_WHAT YOU NEED TO DO_: Copy out all of the material, matching it word for word.
--*--
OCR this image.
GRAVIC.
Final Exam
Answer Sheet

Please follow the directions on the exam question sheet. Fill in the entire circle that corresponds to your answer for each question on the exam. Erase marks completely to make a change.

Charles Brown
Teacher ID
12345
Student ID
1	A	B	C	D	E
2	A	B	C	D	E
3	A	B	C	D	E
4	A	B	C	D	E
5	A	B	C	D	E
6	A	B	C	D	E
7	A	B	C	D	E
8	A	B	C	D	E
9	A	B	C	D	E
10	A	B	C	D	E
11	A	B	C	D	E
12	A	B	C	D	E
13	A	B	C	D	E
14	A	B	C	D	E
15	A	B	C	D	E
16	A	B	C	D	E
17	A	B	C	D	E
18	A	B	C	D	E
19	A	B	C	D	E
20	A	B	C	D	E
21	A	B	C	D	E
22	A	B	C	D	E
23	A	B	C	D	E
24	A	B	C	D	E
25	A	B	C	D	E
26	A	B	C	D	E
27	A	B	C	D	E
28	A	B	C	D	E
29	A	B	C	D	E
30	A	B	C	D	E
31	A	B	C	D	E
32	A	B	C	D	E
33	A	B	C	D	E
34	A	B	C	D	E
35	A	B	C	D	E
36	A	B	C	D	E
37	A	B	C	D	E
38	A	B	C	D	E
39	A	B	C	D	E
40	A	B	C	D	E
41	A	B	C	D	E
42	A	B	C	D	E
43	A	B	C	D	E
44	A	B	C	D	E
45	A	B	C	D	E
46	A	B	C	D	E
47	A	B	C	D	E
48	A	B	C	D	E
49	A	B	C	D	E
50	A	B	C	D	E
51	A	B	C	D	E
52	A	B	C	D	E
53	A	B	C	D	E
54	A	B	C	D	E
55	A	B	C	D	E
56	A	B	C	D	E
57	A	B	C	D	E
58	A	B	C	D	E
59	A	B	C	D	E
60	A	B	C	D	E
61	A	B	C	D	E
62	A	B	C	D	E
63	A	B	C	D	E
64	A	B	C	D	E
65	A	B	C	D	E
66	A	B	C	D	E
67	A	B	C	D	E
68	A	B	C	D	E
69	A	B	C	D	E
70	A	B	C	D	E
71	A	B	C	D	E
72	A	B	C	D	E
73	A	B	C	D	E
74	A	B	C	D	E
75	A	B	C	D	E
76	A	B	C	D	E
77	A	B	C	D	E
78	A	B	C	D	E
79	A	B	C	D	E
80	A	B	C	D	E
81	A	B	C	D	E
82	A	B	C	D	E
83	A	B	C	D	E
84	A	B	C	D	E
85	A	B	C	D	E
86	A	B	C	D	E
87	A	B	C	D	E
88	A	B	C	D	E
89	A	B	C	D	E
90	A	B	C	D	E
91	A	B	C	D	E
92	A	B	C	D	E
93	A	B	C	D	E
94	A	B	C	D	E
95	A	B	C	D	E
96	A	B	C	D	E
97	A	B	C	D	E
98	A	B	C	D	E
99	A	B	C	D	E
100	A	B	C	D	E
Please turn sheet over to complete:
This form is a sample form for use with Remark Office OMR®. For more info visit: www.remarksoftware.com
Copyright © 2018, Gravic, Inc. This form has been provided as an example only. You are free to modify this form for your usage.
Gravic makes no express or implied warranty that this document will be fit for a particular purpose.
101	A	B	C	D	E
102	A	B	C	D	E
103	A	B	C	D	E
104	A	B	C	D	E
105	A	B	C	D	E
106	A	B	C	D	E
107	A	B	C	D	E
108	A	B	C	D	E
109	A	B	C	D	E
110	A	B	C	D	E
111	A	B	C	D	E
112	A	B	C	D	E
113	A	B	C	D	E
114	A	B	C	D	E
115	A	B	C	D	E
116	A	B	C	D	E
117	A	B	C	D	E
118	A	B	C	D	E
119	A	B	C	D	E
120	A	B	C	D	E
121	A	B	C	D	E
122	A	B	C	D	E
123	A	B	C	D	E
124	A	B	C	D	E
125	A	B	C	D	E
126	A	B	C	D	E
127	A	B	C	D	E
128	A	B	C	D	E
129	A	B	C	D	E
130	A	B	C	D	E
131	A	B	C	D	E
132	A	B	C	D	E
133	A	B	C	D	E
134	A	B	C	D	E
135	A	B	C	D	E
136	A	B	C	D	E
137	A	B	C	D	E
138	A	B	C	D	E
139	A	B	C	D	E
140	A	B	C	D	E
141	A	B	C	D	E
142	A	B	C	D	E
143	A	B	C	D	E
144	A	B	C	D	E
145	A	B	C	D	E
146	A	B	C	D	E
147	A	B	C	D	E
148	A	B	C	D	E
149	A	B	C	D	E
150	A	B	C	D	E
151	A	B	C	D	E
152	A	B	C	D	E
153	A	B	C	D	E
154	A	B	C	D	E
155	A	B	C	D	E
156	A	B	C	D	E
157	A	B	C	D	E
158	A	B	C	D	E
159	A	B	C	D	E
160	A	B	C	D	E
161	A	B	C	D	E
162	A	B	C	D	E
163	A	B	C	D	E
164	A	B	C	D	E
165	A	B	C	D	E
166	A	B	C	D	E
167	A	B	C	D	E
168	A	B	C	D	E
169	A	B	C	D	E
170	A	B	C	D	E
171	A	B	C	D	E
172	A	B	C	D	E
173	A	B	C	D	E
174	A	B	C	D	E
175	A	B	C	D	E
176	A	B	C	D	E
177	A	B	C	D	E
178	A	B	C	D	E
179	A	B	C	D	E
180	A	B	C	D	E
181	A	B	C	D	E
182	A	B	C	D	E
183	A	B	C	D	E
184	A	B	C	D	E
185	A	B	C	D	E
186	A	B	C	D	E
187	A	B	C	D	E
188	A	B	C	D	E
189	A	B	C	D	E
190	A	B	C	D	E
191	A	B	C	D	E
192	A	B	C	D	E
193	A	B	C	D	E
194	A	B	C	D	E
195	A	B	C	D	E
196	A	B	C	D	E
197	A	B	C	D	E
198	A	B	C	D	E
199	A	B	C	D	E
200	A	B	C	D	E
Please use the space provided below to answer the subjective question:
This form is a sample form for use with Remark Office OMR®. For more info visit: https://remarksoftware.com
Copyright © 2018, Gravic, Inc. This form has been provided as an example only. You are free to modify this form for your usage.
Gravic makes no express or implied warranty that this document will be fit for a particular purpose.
--*--
_WRITTEN SOLUTION_:
OCR this image.
GRAVIC.
Final Exam
Answer Sheet

Please follow the directions on the exam question sheet. Fill in the entire circle that corresponds to your answer for each question on the exam. Erase marks completely to make a change.

Charles Brown
Teacher ID
12345
Student ID
1	A	B	C	D	E
2	A	B	C	D	E
3	A	B	C	D	E
4	A	B	C	D	E
5	A	B	C	D	E
6	A	B	C	D	E
7	A	B	C	D	E
8	A	B	C	D	E
9	A	B	C	D	E
10	A	B	C	D	E
11	A	B	C	D	E
12	A	B	C	D	E
13	A	B	C	D	E
14	A	B	C	D	E
15	A	B	C	D	E
16	A	B	C	D	E
17	A	B	C	D	E
18	A	B	C	D	E
19	A	B	C	D	E
20	A	B	C	D	E
21	A	B	C	D	E
22	A	B	C	D	E
23	A	B	C	D	E
24	A	B	C	D	E
25	A	B	C	D	E
26	A	B	C	D	E
27	A	B	C	D	E
28	A	B	C	D	E
29	A	B	C	D	E
30	A	B	C	D	E
31	A	B	C	D	E
32	A	B	C	D	E
33	A	B	C	D	E
34	A	B	C	D	E
35	A	B	C	D	E
36	A	B	C	D	E
37	A	B	C	D	E
38	A	B	C	D	E
39	A	B	C	D	E
40	A	B	C	D	E
41	A	B	C	D	E
42	A	B	C	D	E
43	A	B	C	D	E
44	A	B	C	D	E
45	A	B	C	D	E
46	A	B	C	D	E
47	A	B	C	D	E
48	A	B	C	D	E
49	A	B	C	D	E
50	A	B	C	D	E
51	A	B	C	D	E
52	A	B	C	D	E
53	A	B	C	D	E
54	A	B	C	D	E
55	A	B	C	D	E
56	A	B	C	D	E
57	A	B	C	D	E
58	A	B	C	D	E
59	A	B	C	D	E
60	A	B	C	D	E
61	A	B	C	D	E
62	A	B	C	D	E
63	A	B	C	D	E
64	A	B	C	D	E
65	A	B	C	D	E
66	A	B	C	D	E
67	A	B	C	D	E
68	A	B	C	D	E
69	A	B	C	D	E
70	A	B	C	D	E
71	A	B	C	D	E
72	A	B	C	D	E
73	A	B	C	D	E
74	A	B	C	D	E
75	A	B	C	D	E
76	A	B	C	D	E
77	A	B	C	D	E
78	A	B	C	D	E
79	A	B	C	D	E
80	A	B	C	D	E
81	A	B	C	D	E
82	A	B	C	D	E
83	A	B	C	D	E
84	A	B	C	D	E
85	A	B	C	D	E
86	A	B	C	D	E
87	A	B	C	D	E
88	A	B	C	D	E
89	A	B	C	D	E
90	A	B	C	D	E
91	A	B	C	D	E
92	A	B	C	D	E
93	A	B	C	D	E
94	A	B	C	D	E
95	A	B	C	D	E
96	A	B	C	D	E
97	A	B	C	D	E
98	A	B	C	D	E
99	A	B	C	D	E
100	A	B	C	D	E
Please turn sheet over to complete:
This form is a sample form for use with Remark Office OMR®. For more info visit: www.remarksoftware.com
Copyright © 2018, Gravic, Inc. This form has been provided as an example only. You are free to modify this form for your usage.
Gravic makes no express or implied warranty that this document will be fit for a particular purpose.
101	A	B	C	D	E
102	A	B	C	D	E
103	A	B	C	D	E
104	A	B	C	D	E
105	A	B	C	D	E
106	A	B	C	D	E
107	A	B	C	D	E
108	A	B	C	D	E
109	A	B	C	D	E
110	A	B	C	D	E
111	A	B	C	D	E
112	A	B	C	D	E
113	A	B	C	D	E
114	A	B	C	D	E
115	A	B	C	D	E
116	A	B	C	D	E
117	A	B	C	D	E
118	A	B	C	D	E
119	A	B	C	D	E
120	A	B	C	D	E
121	A	B	C	D	E
122	A	B	C	D	E
123	A	B	C	D	E
124	A	B	C	D	E
125	A	B	C	D	E
126	A	B	C	D	E
127	A	B	C	D	E
128	A	B	C	D	E
129	A	B	C	D	E
130	A	B	C	D	E
131	A	B	C	D	E
132	A	B	C	D	E
133	A	B	C	D	E
134	A	B	C	D	E
135	A	B	C	D	E
136	A	B	C	D	E
137	A	B	C	D	E
138	A	B	C	D	E
139	A	B	C	D	E
140	A	B	C	D	E
141	A	B	C	D	E
142	A	B	C	D	E
143	A	B	C	D	E
144	A	B	C	D	E
145	A	B	C	D	E
146	A	B	C	D	E
147	A	B	C	D	E
148	A	B	C	D	E
149	A	B	C	D	E
150	A	B	C	D	E
151	A	B	C	D	E
152	A	B	C	D	E
153	A	B	C	D	E
154	A	B	C	D	E
155	A	B	C	D	E
156	A	B	C	D	E
157	A	B	C	D	E
158	A	B	C	D	E
159	A	B	C	D	E
160	A	B	C	D	E
161	A	B	C	D	E
162	A	B	C	D	E
163	A	B	C	D	E
164	A	B	C	D	E
165	A	B	C	D	E
166	A	B	C	D	E
167	A	B	C	D	E
168	A	B	C	D	E
169	A	B	C	D	E
170	A	B	C	D	E
171	A	B	C	D	E
172	A	B	C	D	E
173	A	B	C	D	E
174	A	B	C	D	E
175	A	B	C	D	E
176	A	B	C	D	E
177	A	B	C	D	E
178	A	B	C	D	E
179	A	B	C	D	E
180	A	B	C	D	E
181	A	B	C	D	E
182	A	B	C	D	E
183	A	B	C	D	E
184	A	B	C	D	E
185	A	B	C	D	E
186	A	B	C	D	E
187	A	B	C	D	E
188	A	B	C	D	E
189	A	B	C	D	E
190	A	B	C	D	E
191	A	B	C	D	E
192	A	B	C	D	E
193	A	B	C	D	E
194	A	B	C	D	E
195	A	B	C	D	E
196	A	B	C	D	E
197	A	B	C	D	E
198	A	B	C	D	E
199	A	B	C	D	E
200	A	B	C	D	E
Please use the space provided below to answer the subjective question:
This form is a sample form for use with Remark Office OMR®. For more info visit: https://remarksoftware.com
Copyright © 2018, Gravic, Inc. This form has been provided as an example only. You are free to modify this form for your usage.
Gravic makes no express or implied warranty that this document will be fit for a particular purpose.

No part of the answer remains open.